## Check your understanding
a. According to the passage on computers and automation, about how many computers were installed during the last decade?
b. Continue the passage on computers and automation from its last sentence.

## Passage
Nearly fifteen years have passed since these specters first became popular, and clearly we are no further down either of these roads; instead, there has been a perceptible loss of conviction that we are on any road at all. The rates of increase in productivity per man-hour, one of the classic mean elements of automation, were no different in the sixties than in the fifties, though nearly 200,000 computers were installed during the last decade. Underemployment has held roughly stable. Computers have assumed a number of functions, some of which have been historically white-collar jobs: reservations, credit and billing, processing checks, payroll operations, inventory scheduling; and some blue-collar: freight routing, and especially flow monitoring and process control in the metallurgical, petrochemical, paper, and feed industries. But while what the computers do is important, it certainly does not appear to add up to a revolution. If computers posed, and pose, a threat it lies not in rendering less significant those decisions humans make but, as in the privacy issue, in enlarging the impact of, and the opportunities for, the staple villainies of the Old Adam.

Why were so many illustrious thinkers so wrong? Or, perhaps simpler, why have we been so reluctant to learn from their mistakes? "Latest Machines See, Hear, Speak and Sing—And May Outthink Man" is the headline of a Wall Street Journal story that appeared in June, 1973, but it could as easily have been the head on any number of stories over the last fifteen years.

What is striking about these stories is the determination of their authors to believe. They seem never to notice the highly artificial environments or the extremely simplified nature of the problems which allow the computer programs they describe to show even the modest success they have to date. Do the authors ever ask why it is that assembly line jobs, whose tediousness made them famous targets of opportunity for computers, remain virtually untouched by automated hands?

## Records provided
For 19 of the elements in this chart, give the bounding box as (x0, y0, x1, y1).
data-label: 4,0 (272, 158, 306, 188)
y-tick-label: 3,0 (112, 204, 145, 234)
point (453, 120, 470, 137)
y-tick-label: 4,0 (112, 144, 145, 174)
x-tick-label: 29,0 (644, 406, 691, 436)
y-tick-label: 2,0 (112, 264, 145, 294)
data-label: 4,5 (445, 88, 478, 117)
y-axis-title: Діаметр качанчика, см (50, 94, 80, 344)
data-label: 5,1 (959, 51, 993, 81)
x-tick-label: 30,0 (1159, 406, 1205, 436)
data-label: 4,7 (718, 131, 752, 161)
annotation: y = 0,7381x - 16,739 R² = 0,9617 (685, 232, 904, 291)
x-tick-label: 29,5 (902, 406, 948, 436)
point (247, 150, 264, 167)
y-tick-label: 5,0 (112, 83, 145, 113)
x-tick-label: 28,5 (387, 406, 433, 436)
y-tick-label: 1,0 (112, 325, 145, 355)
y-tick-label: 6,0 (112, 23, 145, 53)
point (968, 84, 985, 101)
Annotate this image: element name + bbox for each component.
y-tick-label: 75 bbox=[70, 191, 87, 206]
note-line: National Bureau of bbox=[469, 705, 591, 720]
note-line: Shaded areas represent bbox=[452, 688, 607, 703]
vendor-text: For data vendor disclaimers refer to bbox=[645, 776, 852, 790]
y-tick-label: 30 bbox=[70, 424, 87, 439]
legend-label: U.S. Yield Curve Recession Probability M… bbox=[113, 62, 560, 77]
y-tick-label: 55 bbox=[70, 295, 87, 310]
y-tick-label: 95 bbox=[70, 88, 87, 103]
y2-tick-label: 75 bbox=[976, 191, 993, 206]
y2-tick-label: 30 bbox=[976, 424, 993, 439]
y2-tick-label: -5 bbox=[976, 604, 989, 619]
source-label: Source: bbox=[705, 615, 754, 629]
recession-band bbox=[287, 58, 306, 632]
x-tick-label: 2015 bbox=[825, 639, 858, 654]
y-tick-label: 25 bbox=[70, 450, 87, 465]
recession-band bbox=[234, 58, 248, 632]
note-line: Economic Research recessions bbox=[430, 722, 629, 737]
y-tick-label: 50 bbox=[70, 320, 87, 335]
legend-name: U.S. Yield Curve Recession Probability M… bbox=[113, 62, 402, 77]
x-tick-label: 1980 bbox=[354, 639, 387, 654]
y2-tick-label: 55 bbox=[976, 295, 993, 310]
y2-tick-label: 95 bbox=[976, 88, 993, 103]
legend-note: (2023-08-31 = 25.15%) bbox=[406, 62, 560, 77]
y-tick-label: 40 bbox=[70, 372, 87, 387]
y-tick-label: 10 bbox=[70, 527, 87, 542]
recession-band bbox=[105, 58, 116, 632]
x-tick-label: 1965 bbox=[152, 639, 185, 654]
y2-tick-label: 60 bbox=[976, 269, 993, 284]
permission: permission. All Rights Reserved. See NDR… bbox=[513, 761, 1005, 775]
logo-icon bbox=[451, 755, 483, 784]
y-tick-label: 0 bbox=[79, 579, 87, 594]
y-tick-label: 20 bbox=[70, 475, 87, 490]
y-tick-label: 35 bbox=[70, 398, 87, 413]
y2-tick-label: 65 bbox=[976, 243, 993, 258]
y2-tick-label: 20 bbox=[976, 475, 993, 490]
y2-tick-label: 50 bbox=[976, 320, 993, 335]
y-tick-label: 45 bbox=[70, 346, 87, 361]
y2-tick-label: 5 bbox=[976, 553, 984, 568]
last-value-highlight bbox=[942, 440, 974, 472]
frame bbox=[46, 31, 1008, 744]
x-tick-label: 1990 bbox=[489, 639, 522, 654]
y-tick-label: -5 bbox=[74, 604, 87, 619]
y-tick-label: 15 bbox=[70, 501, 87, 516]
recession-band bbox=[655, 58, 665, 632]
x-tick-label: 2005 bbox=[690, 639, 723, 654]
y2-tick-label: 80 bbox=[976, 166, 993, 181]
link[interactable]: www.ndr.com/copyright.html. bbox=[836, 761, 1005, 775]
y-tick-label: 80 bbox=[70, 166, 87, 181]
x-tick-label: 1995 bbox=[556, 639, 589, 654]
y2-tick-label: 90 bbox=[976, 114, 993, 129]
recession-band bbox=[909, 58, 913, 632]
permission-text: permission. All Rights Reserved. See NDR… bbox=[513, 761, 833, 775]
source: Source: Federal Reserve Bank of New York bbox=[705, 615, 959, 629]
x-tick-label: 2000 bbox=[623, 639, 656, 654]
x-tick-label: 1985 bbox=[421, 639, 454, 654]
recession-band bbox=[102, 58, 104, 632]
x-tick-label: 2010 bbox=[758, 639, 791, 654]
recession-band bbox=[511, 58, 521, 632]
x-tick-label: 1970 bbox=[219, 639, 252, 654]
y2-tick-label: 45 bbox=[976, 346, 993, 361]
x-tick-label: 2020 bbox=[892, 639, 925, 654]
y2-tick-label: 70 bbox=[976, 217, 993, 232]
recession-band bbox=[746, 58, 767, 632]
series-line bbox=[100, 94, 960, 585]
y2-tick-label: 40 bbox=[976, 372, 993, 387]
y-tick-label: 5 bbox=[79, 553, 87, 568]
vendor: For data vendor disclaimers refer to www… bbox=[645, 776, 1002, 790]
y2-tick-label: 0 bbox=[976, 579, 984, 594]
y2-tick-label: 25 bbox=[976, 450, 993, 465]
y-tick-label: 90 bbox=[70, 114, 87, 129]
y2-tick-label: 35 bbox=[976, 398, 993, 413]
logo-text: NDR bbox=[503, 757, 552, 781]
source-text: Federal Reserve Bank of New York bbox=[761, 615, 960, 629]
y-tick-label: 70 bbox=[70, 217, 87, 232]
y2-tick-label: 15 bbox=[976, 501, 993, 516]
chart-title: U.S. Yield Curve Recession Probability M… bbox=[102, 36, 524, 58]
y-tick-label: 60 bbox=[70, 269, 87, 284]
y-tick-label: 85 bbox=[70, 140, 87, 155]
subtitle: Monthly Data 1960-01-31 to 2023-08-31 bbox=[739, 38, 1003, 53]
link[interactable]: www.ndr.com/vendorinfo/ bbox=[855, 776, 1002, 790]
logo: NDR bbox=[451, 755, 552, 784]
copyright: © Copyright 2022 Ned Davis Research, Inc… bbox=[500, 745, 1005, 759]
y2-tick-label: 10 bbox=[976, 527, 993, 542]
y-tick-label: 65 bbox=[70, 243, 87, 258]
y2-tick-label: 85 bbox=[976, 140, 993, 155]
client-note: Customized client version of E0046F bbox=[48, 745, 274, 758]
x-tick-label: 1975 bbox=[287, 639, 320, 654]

## Answer section
a. Nearly 200,000.

b.
The vatic winds which blew some fifteen years ago were more comprehensible: America had just emerged from the fifties, an extraordinary decade. Never before had we delighted in such a rain of innovations with such an immediate and intimate effect on our daily lives. Television took root everywhere. The Polaroid camera, the Aqualung, the transistor radio, and the birth-control pill came on the market. The hi-fi and stereo industry sprang up. Commercial jet travel became standard. Polio was controlled. The hydrogen bomb, the ICBM, space satellites, and the computer all were significant public issues, altering patterns of discourse and attention if nothing else. Xerox brought out its first office copier in 1959; the first working model of the laser was announced in 1960.

We took these inventions, some boon, some bane, as evidence that a high level of innovation was a settled feature of America, and assumed that that level would, if anything, rise still higher over the decades to come. In that atmosphere no technological achievement seemed beyond us and no forecast too fantastic. It was felt only realistic to advance bold speculations.



Actually, one promise of the "soaring sixties" came spectacularly true—the moon-landing program. But it came to seem increasingly anomalous, not representative of our national direction, certainly not emblematic of our national mood. The sixties was a decade in which apprehensions about the effects of technology became widespread, and glittering inventions ceased to enhance our daily lives. Indeed, aside from the pocket calculator, the introduction of new products has fallen off drastically in the last ten years. The promise of robotics is not the only promise unkept. Cancer and the common cold have not been cured; nuclear power through fusion seems more distant than ever. Cheap desalinization has not been achieved. One of the pioneering computers, ENIAC, built by Eckert and Mauchly, was invented in the hope that it would facilitate long-range weather forecasting, Almost certainly John Mauchly thought he was closer to that goal in 1943 than meteorologists do today.